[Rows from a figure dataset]

- - -

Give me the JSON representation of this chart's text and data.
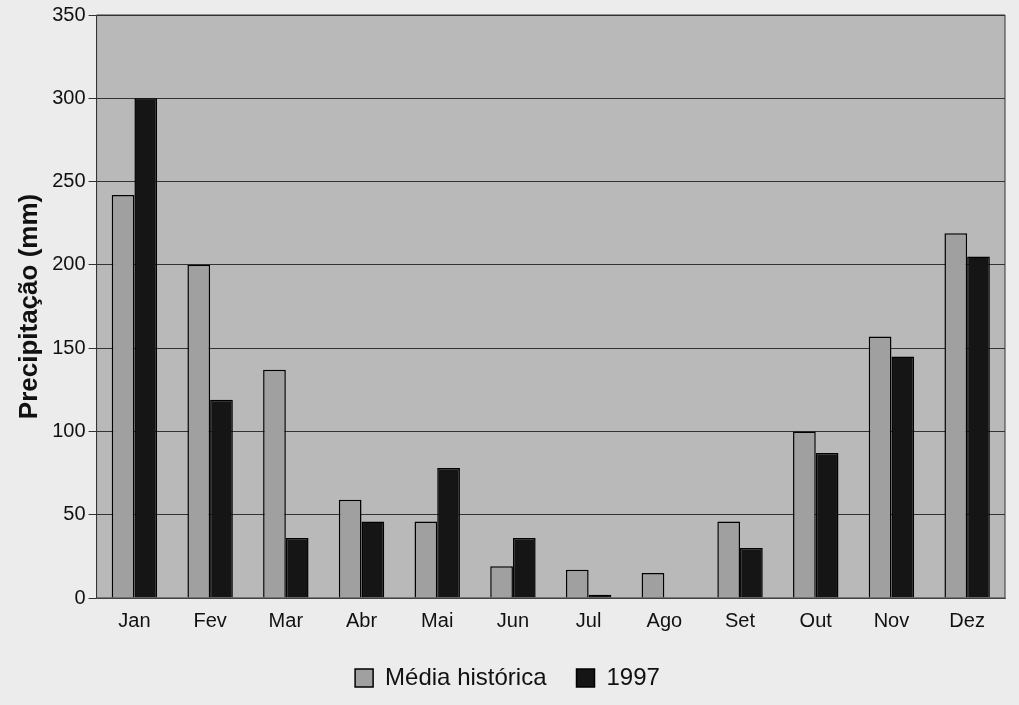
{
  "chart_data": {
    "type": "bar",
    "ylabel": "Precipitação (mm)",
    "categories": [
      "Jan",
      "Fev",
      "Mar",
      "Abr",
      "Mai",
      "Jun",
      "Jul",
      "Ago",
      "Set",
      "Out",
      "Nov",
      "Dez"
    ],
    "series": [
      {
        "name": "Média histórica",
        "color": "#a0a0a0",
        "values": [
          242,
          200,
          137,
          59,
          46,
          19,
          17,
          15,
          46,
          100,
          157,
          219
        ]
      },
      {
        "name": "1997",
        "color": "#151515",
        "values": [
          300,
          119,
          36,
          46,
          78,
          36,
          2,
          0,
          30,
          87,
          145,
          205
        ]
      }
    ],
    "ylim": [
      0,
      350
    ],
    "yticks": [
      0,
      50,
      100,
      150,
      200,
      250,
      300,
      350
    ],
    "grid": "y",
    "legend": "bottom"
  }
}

- - -

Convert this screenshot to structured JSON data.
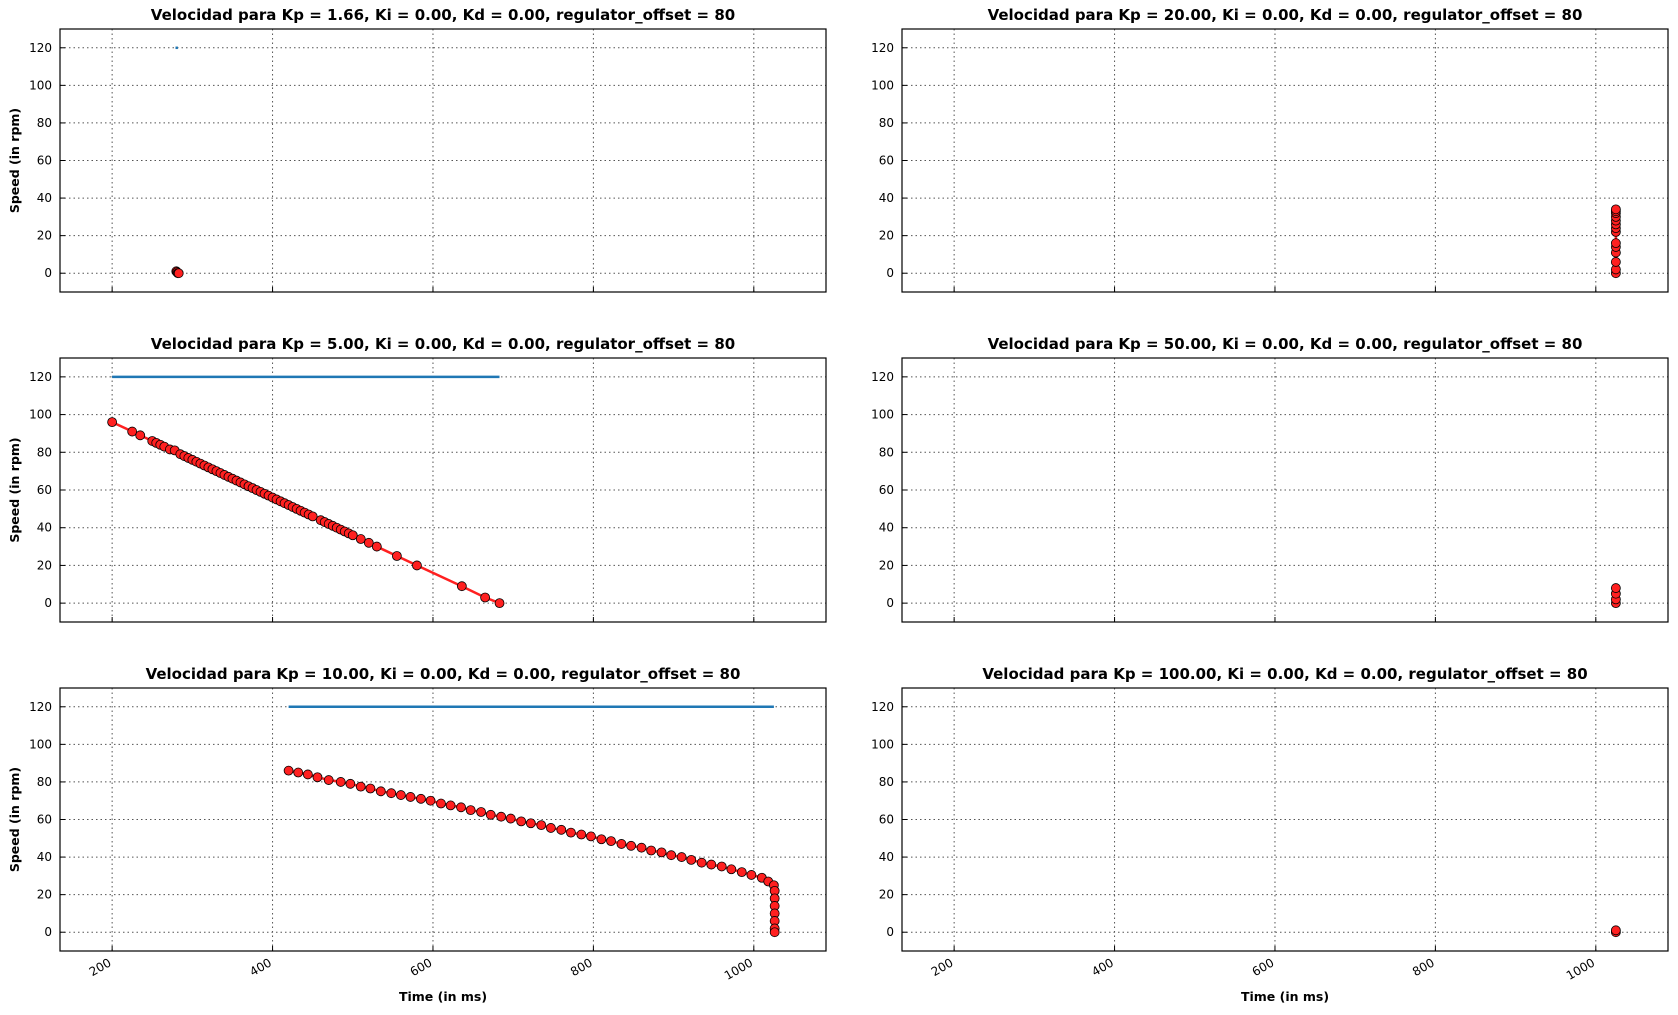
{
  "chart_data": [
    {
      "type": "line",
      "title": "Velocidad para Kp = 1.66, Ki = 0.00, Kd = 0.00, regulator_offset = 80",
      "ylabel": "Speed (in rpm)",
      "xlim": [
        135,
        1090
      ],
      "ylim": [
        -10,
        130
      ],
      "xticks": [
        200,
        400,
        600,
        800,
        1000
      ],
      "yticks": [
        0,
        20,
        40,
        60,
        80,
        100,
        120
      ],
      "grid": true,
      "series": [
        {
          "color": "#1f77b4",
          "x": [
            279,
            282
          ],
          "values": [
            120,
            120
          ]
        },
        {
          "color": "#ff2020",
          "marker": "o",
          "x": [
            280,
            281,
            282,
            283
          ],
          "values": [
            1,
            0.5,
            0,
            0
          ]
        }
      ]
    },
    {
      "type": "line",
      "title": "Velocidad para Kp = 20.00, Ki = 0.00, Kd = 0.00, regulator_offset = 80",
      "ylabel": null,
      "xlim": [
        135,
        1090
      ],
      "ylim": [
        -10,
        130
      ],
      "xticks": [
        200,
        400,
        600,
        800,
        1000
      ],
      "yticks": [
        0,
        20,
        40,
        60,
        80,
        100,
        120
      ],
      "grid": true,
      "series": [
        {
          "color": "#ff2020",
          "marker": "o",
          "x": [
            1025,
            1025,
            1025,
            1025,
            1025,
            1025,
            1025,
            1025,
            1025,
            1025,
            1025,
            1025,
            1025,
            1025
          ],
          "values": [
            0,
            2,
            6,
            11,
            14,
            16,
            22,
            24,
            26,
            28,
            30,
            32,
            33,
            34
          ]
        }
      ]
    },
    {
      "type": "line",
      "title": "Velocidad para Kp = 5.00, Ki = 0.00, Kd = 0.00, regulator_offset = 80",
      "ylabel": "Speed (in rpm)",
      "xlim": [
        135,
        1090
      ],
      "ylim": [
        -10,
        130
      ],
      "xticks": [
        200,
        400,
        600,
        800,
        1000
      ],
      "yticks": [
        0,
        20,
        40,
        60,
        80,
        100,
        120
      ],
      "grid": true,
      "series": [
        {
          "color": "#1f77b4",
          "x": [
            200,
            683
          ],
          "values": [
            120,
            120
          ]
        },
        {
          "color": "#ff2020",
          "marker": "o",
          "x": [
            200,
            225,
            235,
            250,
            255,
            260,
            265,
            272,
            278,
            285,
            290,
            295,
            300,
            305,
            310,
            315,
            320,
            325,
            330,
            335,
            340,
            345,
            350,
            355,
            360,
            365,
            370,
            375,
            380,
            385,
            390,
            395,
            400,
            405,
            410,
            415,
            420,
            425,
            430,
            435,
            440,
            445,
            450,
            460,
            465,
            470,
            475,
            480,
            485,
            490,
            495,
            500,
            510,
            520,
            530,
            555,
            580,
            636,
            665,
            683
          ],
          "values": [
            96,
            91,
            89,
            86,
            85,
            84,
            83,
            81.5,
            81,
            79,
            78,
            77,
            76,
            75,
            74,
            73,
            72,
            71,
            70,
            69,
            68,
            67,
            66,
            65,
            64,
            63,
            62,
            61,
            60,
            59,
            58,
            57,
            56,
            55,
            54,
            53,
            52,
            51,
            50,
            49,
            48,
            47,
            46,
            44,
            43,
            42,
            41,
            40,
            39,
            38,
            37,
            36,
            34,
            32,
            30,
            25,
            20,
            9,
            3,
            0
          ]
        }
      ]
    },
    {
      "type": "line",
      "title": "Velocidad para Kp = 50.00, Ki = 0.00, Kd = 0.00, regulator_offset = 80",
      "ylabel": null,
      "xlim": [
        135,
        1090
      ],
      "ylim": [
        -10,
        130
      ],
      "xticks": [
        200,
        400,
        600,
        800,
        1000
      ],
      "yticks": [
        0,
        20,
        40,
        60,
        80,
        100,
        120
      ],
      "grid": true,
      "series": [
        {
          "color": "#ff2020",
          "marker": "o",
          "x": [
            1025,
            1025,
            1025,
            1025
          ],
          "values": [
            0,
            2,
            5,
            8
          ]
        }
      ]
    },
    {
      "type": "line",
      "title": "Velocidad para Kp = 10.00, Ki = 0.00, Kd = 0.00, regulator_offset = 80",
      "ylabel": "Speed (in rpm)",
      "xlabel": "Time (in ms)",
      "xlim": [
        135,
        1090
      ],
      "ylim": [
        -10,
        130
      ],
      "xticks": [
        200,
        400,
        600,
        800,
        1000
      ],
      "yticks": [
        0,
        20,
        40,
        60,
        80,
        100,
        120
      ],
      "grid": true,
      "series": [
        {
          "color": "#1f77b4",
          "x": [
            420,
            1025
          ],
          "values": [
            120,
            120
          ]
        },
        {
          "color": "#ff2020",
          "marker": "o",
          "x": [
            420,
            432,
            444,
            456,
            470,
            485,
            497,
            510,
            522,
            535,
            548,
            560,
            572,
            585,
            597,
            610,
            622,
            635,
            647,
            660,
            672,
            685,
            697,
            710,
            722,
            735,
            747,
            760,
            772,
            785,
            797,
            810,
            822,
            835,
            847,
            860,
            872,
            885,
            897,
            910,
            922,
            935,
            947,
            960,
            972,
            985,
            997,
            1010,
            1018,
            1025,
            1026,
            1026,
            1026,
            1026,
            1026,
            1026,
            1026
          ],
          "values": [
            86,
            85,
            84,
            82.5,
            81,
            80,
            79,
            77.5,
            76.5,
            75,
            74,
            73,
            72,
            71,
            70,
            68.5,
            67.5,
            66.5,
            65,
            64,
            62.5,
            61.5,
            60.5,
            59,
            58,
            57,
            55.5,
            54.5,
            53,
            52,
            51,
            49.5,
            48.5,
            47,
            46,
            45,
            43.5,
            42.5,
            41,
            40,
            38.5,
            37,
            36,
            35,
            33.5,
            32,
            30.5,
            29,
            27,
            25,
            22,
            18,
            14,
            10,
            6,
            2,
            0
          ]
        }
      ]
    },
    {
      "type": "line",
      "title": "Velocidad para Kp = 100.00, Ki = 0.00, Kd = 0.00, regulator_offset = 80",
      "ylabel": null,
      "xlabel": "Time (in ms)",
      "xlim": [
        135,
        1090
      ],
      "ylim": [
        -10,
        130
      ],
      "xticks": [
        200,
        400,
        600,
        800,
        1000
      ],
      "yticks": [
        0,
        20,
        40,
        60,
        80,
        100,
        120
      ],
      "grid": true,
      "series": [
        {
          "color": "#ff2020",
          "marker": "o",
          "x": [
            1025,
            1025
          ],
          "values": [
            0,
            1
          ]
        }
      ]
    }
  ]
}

- - -

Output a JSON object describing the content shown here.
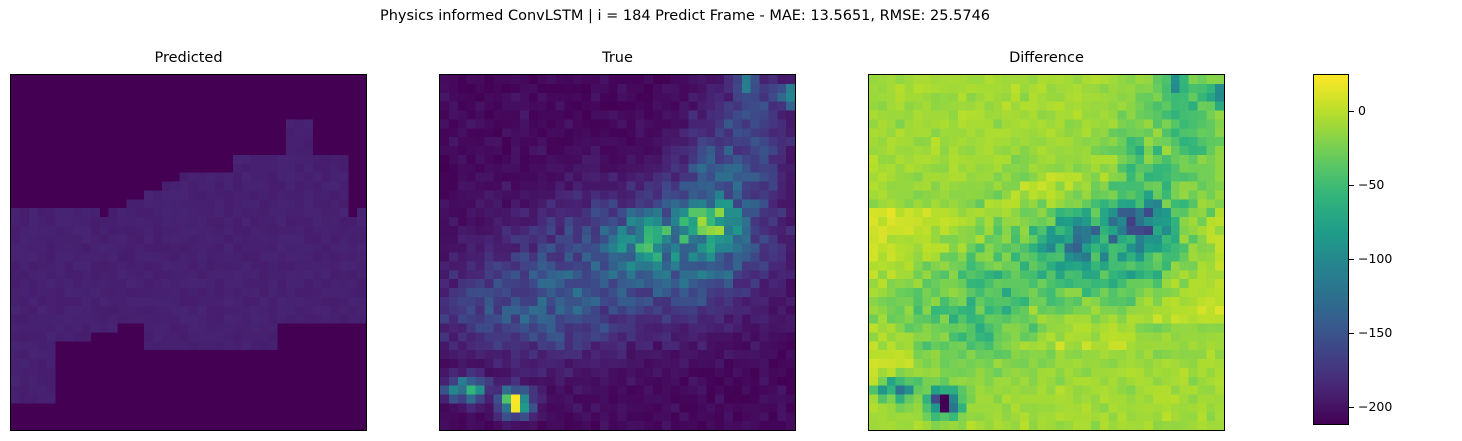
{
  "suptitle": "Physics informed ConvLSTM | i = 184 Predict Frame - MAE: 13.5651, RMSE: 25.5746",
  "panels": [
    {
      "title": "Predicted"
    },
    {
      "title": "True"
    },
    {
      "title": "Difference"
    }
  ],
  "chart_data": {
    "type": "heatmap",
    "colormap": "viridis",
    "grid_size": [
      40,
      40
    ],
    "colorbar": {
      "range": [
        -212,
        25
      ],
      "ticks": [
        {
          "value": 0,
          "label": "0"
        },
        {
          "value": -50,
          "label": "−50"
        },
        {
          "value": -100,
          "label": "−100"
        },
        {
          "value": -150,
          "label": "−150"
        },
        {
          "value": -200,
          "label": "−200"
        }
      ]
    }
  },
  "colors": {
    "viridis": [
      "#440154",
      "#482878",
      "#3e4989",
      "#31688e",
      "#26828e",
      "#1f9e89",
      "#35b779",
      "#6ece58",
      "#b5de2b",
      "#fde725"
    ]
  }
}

- - -

# WHAT IS BEING ASKED
State how many lines above contain the string "JSON", with no other words.

# RESPONSE FOR THIS EXERCISE
3